-------- SUPPLIED MATERIAL --------

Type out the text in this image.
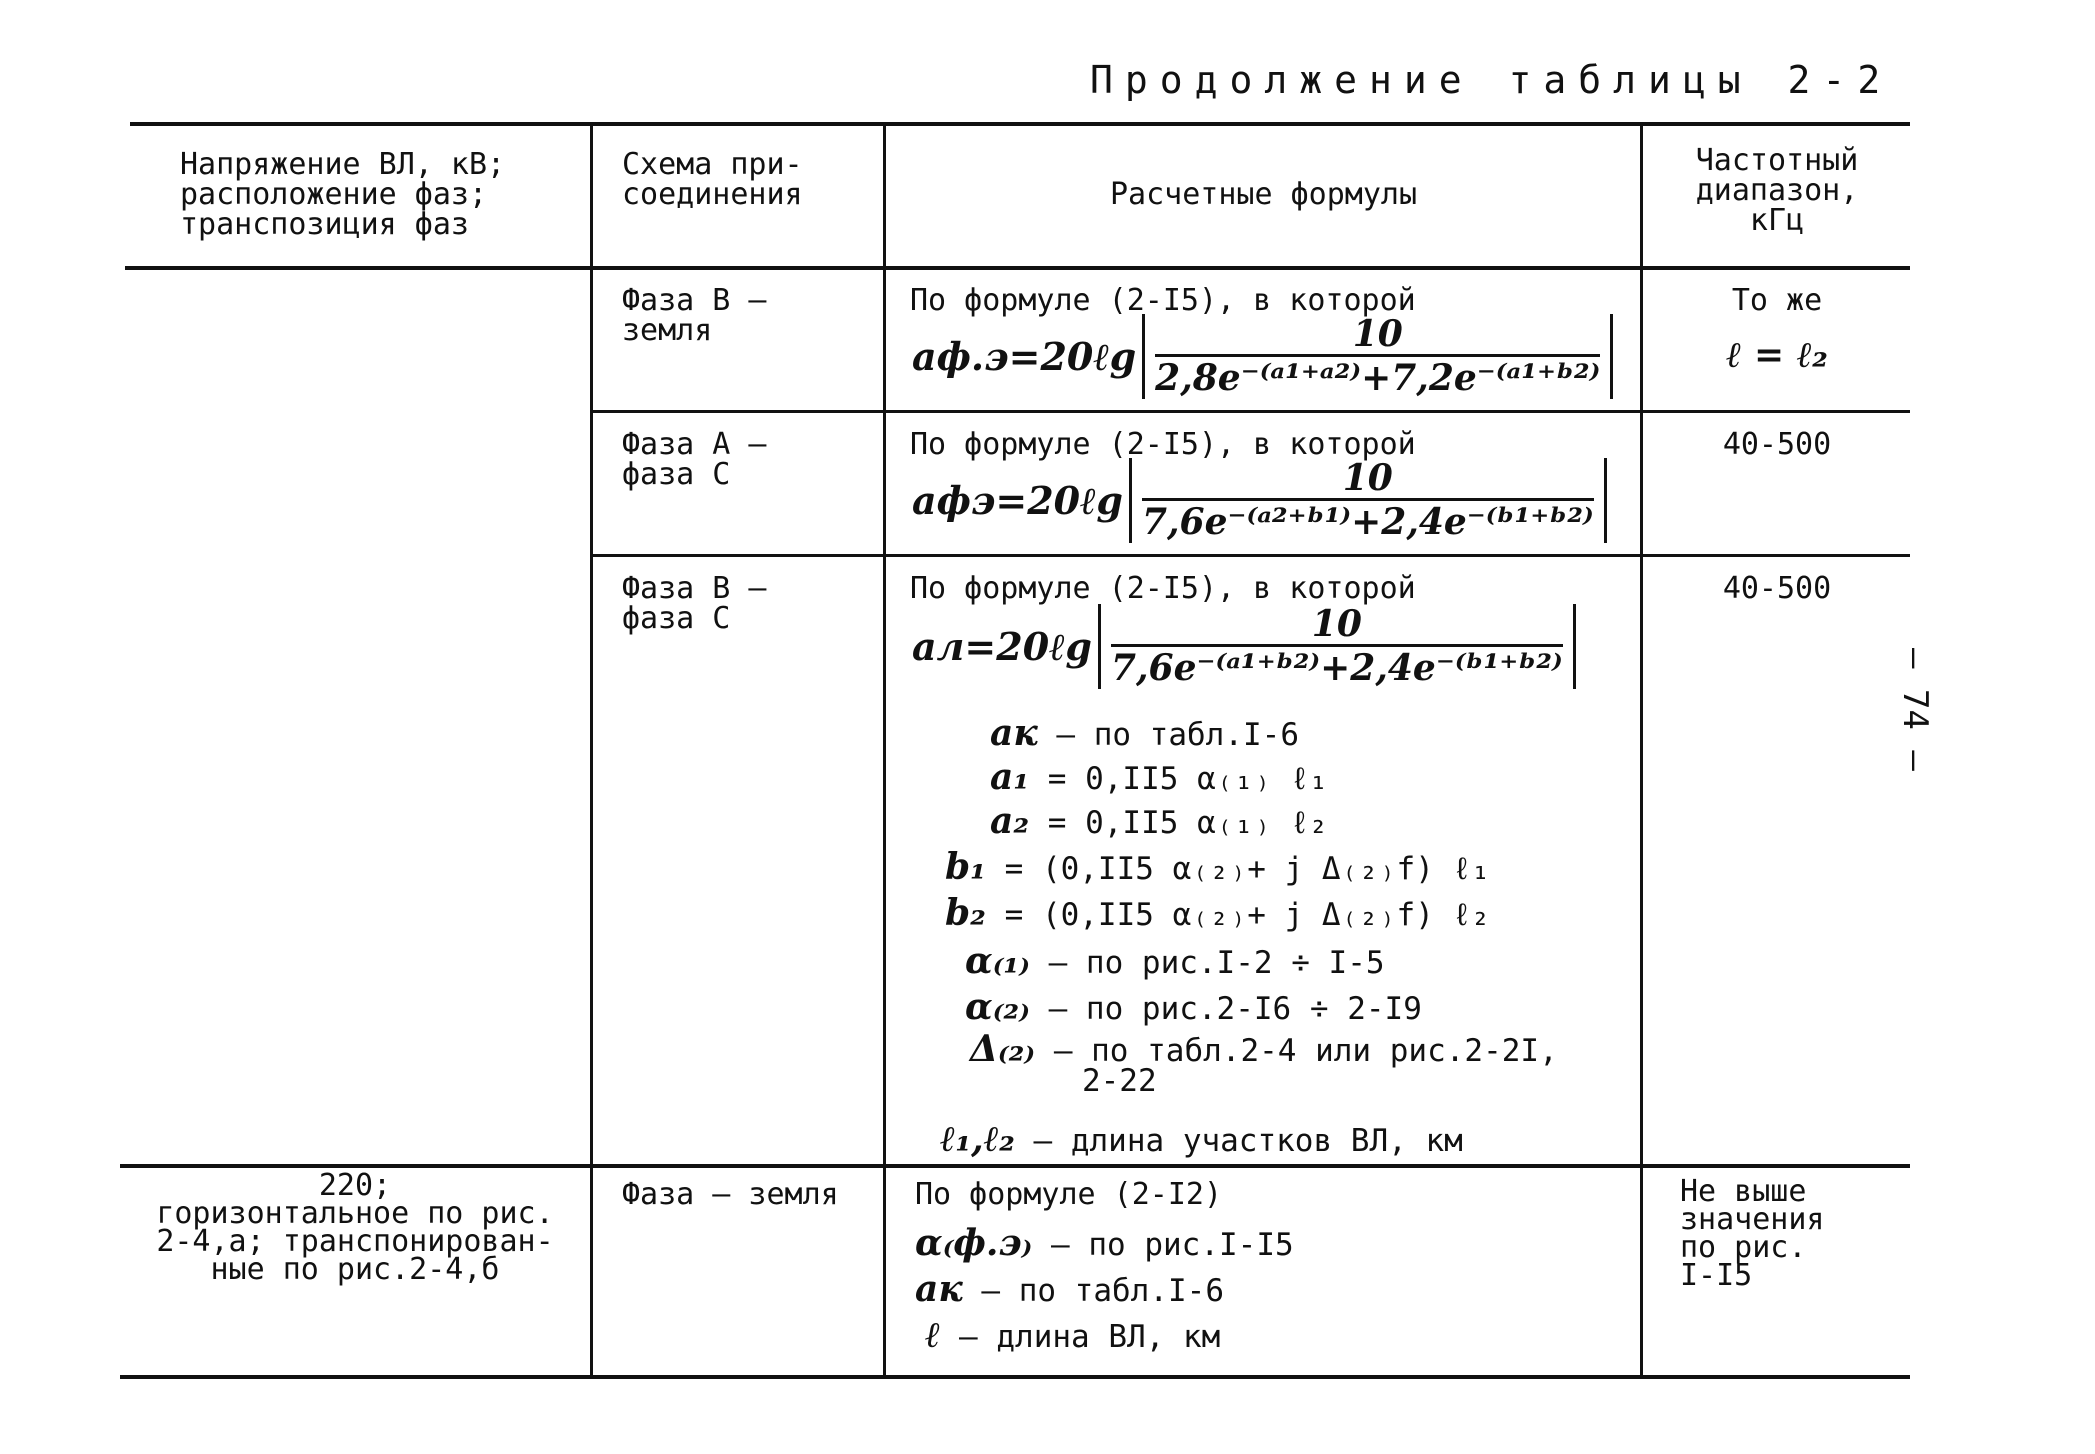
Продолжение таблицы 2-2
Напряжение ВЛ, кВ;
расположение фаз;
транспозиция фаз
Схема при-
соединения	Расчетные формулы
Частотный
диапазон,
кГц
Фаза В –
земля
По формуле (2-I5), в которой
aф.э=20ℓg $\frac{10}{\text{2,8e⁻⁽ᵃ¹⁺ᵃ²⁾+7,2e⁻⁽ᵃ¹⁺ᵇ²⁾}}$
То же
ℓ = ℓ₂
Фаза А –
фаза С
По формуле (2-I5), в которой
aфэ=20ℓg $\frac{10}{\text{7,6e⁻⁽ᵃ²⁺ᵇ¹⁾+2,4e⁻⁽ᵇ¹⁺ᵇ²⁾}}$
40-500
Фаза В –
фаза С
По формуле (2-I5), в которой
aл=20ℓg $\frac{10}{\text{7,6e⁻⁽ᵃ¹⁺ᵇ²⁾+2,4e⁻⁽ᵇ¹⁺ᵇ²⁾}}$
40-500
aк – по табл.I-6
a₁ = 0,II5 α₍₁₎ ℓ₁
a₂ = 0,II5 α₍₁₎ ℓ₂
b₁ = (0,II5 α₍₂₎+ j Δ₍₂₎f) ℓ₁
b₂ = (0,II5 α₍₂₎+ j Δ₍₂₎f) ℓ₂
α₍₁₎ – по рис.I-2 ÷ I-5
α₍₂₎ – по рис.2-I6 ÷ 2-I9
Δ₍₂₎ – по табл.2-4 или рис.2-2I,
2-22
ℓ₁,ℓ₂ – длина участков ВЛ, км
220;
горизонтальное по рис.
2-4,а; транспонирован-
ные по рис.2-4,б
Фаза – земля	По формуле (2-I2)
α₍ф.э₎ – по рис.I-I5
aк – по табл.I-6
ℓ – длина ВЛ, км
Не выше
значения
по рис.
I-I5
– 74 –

--------
-------- SUPPLIED MATERIAL --------

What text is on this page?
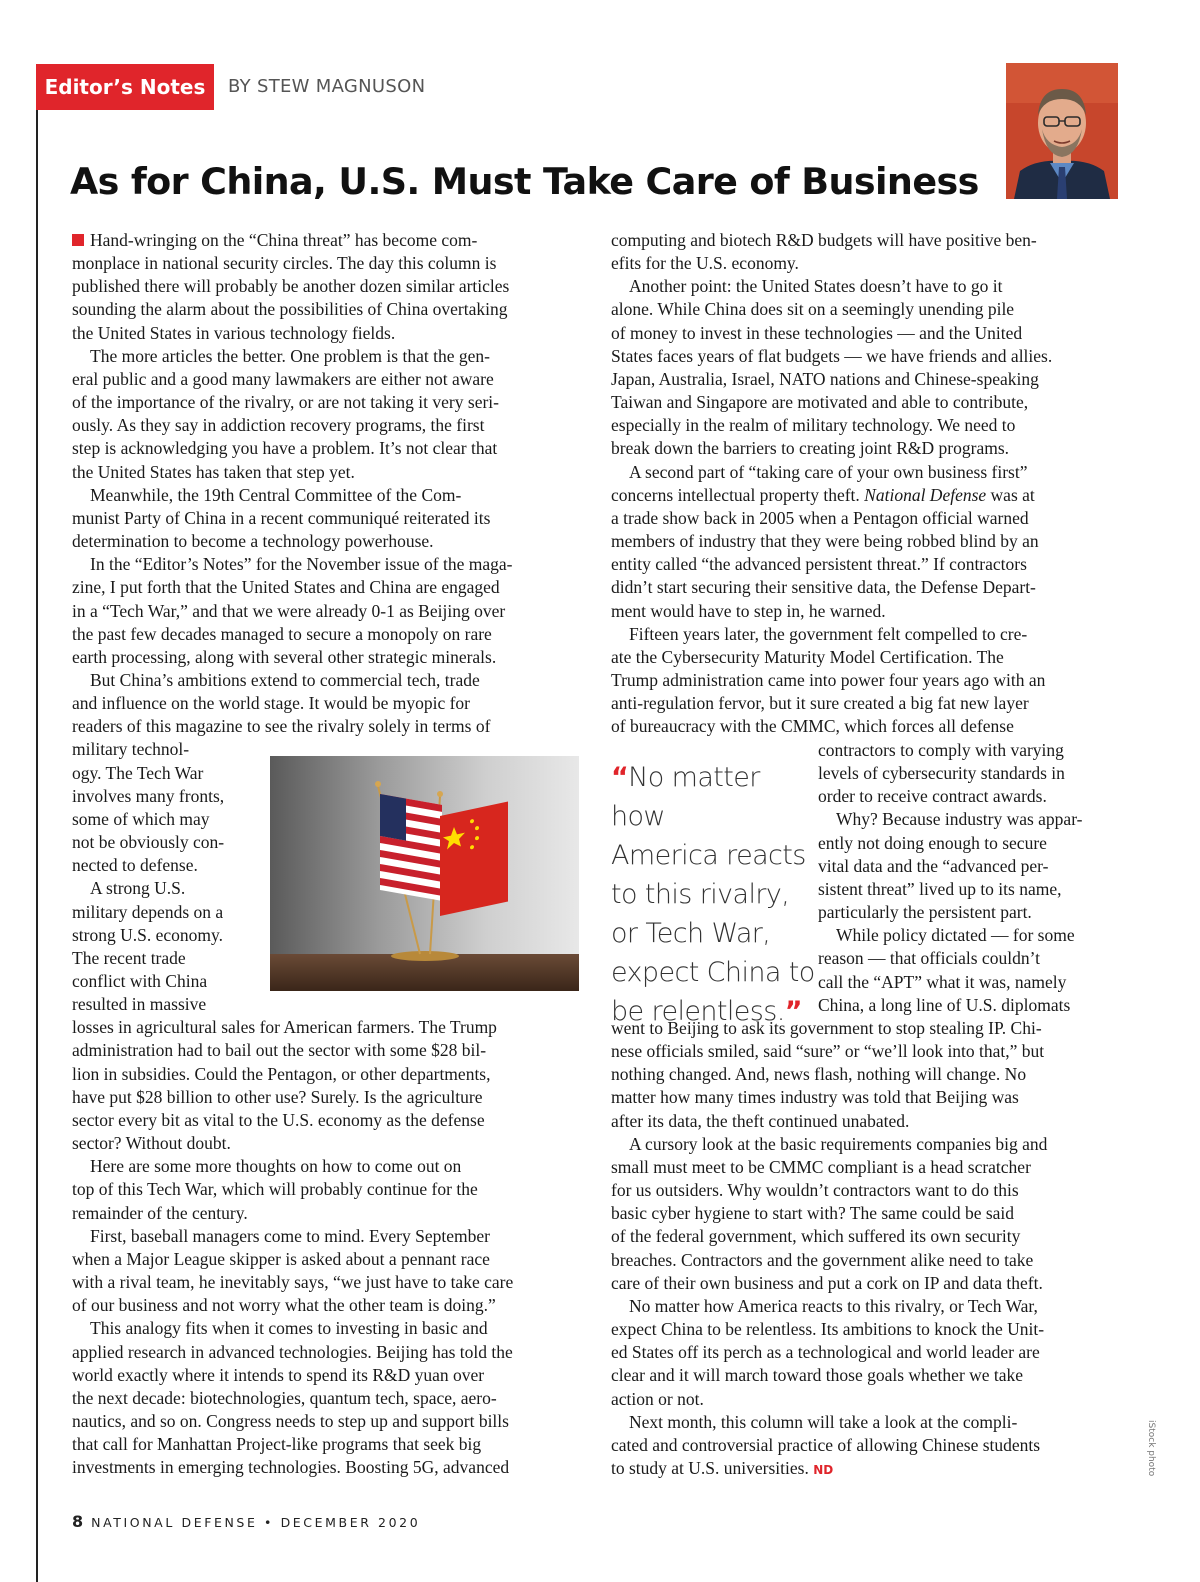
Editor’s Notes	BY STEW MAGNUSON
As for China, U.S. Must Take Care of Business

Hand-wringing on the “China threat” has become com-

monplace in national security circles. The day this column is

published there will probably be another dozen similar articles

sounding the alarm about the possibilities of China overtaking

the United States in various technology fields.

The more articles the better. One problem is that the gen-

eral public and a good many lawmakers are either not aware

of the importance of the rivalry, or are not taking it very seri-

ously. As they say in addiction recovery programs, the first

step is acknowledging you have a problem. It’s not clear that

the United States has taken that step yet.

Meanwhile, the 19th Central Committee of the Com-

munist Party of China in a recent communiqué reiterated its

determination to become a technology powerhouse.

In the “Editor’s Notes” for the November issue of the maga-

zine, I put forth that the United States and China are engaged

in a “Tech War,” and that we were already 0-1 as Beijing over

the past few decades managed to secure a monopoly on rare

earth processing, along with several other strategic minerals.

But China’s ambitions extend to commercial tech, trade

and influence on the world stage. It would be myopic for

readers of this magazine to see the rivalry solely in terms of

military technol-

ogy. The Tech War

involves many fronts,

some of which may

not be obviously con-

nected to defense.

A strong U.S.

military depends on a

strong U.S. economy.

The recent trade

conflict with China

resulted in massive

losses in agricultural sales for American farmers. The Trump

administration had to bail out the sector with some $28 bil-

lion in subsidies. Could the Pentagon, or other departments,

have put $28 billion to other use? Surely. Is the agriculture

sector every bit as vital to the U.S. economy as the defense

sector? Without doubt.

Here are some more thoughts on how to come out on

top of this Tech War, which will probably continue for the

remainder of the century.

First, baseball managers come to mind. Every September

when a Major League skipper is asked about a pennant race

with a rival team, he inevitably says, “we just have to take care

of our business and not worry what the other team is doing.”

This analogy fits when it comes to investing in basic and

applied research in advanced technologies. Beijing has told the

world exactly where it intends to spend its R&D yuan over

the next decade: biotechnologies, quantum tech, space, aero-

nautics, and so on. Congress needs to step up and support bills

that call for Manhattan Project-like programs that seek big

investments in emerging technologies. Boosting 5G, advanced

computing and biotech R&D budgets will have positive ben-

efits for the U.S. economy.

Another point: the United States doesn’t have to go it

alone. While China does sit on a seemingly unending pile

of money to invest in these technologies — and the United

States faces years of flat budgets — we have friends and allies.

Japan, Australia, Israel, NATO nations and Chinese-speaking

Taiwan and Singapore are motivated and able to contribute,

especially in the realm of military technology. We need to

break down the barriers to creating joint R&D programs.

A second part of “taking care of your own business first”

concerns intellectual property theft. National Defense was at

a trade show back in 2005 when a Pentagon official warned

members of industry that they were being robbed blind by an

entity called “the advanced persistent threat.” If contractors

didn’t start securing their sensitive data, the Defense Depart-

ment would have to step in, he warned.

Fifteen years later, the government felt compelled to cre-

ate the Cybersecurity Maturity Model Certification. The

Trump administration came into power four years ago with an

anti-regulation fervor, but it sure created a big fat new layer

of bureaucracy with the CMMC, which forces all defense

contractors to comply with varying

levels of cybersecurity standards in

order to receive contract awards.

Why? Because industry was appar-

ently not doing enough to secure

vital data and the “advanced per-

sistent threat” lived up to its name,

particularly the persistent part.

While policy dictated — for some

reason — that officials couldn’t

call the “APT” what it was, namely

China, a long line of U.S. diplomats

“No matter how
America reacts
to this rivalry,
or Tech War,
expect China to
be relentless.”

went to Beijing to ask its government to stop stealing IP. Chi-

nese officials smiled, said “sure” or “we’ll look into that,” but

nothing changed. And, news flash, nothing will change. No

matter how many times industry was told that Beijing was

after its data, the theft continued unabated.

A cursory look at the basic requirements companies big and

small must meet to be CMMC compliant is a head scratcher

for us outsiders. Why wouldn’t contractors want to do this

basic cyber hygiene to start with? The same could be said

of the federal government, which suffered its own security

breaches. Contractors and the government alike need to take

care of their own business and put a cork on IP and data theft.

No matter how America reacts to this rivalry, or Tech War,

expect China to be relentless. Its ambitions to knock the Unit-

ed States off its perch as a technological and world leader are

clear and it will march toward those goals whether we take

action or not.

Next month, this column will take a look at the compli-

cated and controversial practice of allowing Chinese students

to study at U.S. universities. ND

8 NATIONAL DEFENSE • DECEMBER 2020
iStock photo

--------
-------- SUPPLIED MATERIAL --------

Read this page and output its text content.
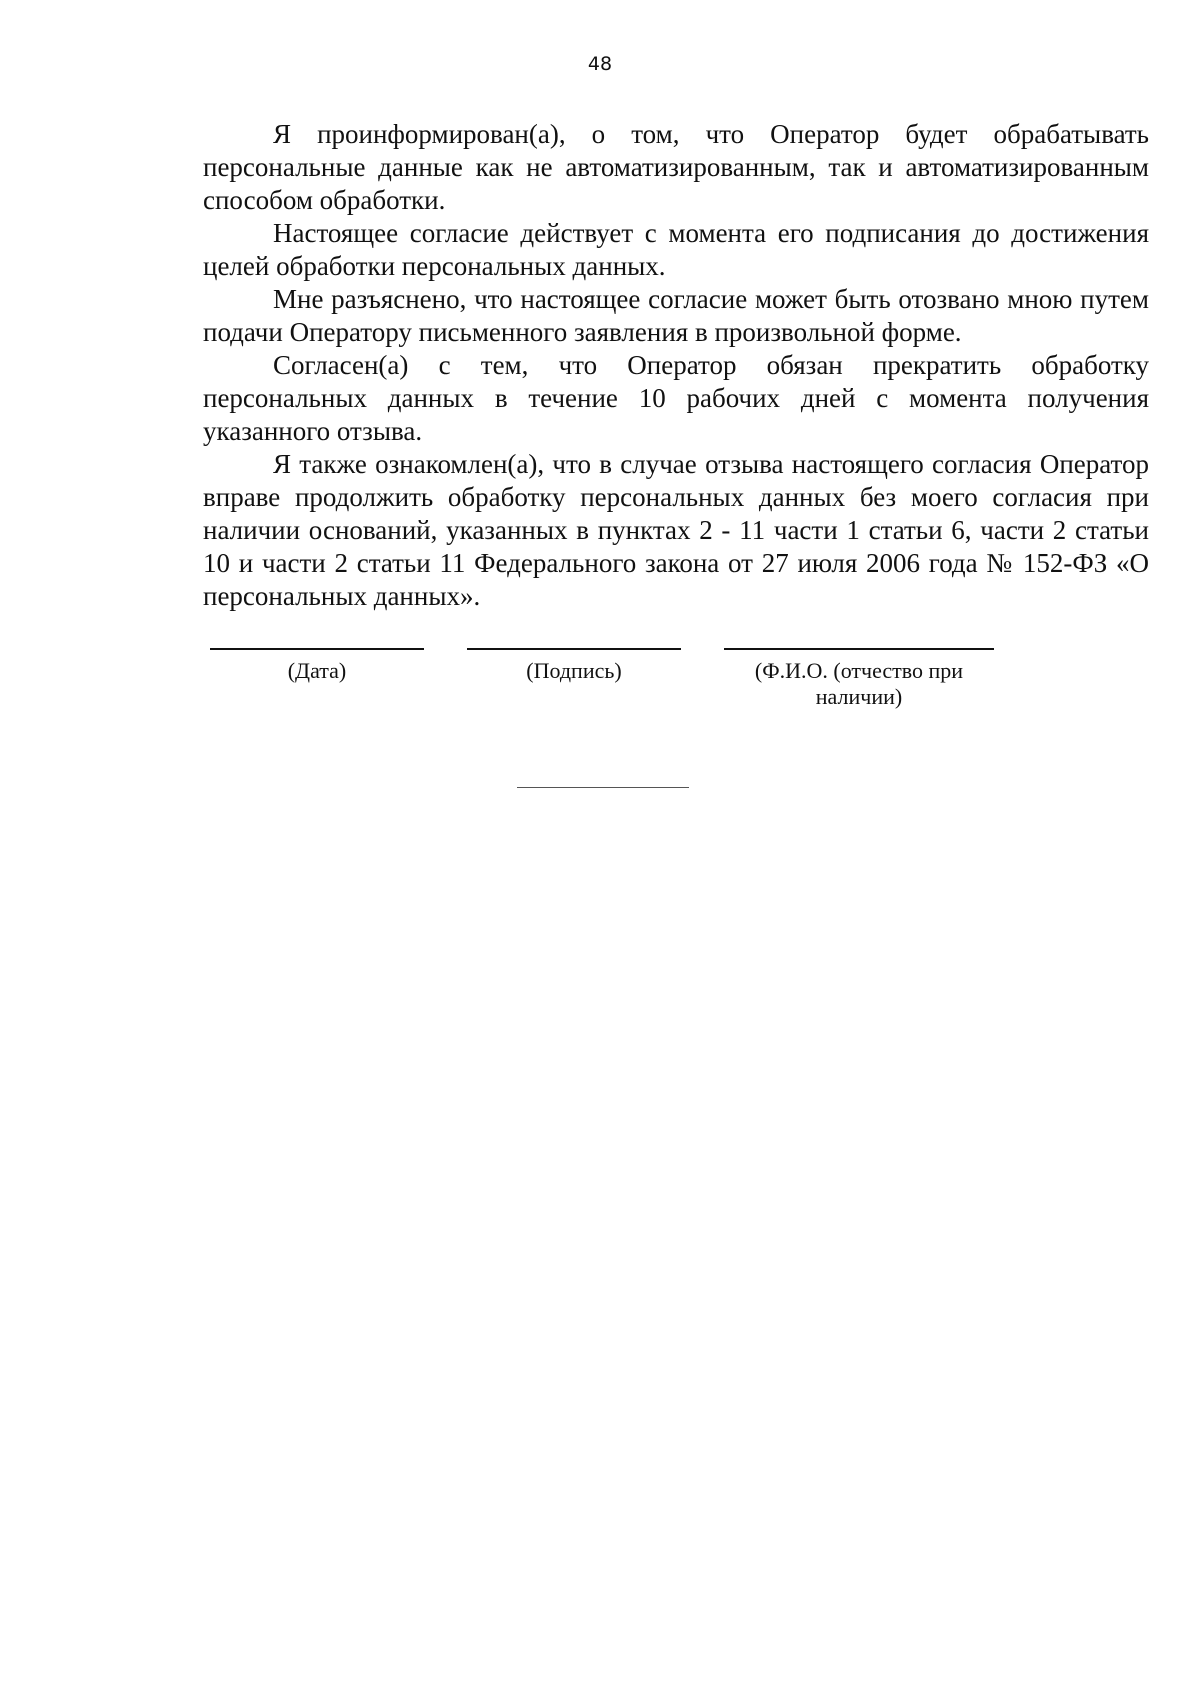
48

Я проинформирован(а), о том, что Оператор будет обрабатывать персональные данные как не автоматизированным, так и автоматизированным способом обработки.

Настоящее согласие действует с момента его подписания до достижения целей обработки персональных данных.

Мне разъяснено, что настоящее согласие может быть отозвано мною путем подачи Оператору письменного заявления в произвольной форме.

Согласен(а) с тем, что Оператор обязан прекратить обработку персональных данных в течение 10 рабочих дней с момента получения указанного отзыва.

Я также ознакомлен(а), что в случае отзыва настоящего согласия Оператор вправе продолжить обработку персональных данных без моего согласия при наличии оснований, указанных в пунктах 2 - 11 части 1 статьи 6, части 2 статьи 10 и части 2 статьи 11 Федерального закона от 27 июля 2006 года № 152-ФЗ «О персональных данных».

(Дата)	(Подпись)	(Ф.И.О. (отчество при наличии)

--------

- WRITTEN PROBLEM
Review the preceding data and report every line that includes the string "Beijing".

- ANSWER FOR THE TASK
in a “Tech War,” and that we were already 0-1 as Beijing over
applied research in advanced technologies. Beijing has told the
went to Beijing to ask its government to stop stealing IP. Chi-
matter how many times industry was told that Beijing was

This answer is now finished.